Begin

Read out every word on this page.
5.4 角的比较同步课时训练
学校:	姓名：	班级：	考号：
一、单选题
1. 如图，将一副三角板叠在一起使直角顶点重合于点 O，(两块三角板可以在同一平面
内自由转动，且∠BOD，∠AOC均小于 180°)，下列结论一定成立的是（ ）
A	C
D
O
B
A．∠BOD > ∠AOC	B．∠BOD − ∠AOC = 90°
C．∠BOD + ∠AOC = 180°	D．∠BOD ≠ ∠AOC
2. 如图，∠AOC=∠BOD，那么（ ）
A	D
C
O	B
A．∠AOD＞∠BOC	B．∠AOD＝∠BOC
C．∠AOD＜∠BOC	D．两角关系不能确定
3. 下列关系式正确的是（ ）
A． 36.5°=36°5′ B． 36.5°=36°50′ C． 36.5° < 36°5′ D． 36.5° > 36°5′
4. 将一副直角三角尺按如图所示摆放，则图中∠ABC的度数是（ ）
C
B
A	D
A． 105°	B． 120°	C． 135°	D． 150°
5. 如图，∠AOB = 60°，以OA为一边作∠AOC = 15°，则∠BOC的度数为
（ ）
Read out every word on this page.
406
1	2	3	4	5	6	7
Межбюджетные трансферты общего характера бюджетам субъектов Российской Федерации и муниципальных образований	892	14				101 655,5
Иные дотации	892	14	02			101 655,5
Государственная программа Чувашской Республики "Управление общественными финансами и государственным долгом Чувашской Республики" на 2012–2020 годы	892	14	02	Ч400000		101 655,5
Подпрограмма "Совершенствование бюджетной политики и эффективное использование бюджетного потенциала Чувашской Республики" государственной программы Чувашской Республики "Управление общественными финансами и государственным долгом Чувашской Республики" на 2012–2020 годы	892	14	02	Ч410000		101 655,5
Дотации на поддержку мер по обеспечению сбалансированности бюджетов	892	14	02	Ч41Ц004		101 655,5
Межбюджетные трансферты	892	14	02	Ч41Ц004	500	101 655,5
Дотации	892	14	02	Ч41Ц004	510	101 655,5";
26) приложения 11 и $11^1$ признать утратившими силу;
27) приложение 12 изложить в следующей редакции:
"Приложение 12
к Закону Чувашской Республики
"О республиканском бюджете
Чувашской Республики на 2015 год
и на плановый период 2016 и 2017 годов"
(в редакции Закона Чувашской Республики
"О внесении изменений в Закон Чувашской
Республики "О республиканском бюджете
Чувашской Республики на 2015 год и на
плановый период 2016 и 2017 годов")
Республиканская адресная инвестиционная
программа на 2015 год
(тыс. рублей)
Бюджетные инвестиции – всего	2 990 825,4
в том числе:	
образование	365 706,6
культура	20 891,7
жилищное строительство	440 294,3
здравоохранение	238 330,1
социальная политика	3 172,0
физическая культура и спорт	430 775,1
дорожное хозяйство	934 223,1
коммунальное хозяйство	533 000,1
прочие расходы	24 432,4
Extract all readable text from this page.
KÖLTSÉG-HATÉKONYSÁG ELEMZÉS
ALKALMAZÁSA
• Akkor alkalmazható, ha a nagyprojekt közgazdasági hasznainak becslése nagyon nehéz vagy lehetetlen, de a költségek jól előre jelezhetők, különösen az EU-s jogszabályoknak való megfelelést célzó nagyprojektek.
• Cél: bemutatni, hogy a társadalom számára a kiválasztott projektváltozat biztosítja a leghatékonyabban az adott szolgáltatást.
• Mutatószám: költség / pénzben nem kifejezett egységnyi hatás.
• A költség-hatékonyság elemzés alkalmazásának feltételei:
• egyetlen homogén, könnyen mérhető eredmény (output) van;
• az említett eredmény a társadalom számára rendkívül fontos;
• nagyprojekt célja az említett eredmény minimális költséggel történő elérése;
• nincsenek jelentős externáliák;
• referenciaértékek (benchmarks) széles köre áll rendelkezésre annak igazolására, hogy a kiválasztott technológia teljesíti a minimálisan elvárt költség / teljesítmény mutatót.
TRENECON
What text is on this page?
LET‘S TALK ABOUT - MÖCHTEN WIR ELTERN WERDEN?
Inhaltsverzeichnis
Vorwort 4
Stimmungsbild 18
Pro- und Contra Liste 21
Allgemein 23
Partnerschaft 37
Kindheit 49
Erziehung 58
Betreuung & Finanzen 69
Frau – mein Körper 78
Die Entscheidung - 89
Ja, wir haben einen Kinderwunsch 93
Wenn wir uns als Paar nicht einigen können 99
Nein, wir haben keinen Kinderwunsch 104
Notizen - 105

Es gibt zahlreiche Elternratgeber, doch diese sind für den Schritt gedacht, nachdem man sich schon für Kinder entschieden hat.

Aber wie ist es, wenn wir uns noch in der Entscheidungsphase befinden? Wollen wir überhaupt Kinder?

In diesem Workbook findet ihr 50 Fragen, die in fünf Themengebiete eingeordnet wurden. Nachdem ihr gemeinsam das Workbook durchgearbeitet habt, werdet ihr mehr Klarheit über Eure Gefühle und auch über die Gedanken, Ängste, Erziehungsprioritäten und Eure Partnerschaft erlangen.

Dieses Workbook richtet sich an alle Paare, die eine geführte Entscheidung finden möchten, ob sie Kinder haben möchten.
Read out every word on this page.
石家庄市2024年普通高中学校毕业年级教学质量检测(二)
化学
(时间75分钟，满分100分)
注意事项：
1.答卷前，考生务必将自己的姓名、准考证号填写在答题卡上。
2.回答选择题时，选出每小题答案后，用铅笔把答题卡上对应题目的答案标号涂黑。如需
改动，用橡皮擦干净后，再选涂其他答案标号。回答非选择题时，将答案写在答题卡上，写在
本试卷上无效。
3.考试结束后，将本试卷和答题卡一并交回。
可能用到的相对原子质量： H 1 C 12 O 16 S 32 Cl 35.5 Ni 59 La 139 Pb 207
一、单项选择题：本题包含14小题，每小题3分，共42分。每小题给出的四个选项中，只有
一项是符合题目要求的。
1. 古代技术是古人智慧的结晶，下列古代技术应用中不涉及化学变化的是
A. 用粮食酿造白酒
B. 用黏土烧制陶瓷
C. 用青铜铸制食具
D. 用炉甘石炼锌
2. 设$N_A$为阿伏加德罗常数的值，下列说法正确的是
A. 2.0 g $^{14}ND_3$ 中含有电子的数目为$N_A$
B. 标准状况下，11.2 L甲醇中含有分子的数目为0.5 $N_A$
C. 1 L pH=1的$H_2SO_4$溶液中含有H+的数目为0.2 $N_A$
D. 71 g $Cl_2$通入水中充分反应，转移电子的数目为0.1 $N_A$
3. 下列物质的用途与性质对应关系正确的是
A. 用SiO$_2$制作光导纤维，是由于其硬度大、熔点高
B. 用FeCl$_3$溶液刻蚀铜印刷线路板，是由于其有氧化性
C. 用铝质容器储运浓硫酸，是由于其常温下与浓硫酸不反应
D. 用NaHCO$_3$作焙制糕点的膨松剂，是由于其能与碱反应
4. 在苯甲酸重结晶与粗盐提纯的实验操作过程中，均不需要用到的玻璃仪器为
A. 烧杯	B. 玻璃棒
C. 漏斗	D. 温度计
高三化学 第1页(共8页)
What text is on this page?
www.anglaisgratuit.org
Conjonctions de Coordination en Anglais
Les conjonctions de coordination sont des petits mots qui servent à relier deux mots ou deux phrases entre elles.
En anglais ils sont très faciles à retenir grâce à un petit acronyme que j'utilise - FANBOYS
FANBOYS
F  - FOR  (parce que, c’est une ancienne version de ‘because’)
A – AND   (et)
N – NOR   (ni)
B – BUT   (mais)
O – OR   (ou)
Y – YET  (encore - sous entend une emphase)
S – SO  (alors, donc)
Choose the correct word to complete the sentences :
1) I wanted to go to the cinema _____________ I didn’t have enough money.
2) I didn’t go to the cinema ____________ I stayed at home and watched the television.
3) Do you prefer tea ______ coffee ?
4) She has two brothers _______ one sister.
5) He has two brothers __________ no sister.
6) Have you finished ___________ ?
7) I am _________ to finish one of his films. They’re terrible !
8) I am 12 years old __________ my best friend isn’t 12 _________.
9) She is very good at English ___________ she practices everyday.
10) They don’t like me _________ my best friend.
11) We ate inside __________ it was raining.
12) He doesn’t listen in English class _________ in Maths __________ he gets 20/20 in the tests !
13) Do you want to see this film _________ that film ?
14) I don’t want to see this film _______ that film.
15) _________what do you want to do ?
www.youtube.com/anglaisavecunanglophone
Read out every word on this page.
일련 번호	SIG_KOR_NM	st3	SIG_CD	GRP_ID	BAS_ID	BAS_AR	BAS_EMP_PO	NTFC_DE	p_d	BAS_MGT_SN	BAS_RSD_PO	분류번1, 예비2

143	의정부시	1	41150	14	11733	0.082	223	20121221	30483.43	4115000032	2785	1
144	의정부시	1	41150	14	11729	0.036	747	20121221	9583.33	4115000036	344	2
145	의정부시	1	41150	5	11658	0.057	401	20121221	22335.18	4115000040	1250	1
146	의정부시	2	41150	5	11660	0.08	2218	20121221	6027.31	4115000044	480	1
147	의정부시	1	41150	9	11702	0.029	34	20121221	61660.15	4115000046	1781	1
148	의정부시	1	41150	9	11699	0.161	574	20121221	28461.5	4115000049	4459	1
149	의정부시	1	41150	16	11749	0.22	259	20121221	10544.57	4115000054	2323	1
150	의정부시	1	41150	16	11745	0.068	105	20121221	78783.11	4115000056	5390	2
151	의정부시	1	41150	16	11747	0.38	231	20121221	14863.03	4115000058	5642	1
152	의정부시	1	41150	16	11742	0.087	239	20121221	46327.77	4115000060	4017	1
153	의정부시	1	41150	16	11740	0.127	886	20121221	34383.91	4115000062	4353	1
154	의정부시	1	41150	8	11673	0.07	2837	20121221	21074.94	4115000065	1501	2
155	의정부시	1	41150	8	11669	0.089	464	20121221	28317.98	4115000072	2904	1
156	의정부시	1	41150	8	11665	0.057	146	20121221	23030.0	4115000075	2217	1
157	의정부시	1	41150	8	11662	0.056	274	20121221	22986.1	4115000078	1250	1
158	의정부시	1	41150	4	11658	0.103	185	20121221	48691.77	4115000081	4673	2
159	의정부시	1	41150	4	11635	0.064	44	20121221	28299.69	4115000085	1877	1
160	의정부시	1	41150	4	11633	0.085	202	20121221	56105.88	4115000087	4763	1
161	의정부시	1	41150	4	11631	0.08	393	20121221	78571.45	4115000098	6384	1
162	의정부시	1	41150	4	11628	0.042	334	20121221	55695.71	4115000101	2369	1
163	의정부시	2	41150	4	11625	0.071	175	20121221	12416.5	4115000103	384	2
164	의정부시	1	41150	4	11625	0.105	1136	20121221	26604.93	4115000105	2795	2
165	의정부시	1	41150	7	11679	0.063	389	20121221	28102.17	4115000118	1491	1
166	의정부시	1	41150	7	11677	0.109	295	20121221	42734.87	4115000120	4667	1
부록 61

End

### WHAT IS BEING ASKED
Provide the number of lines in the entries that include "республиканском", and no other text.

### RESPONSE FOR THIS EXERCISE
2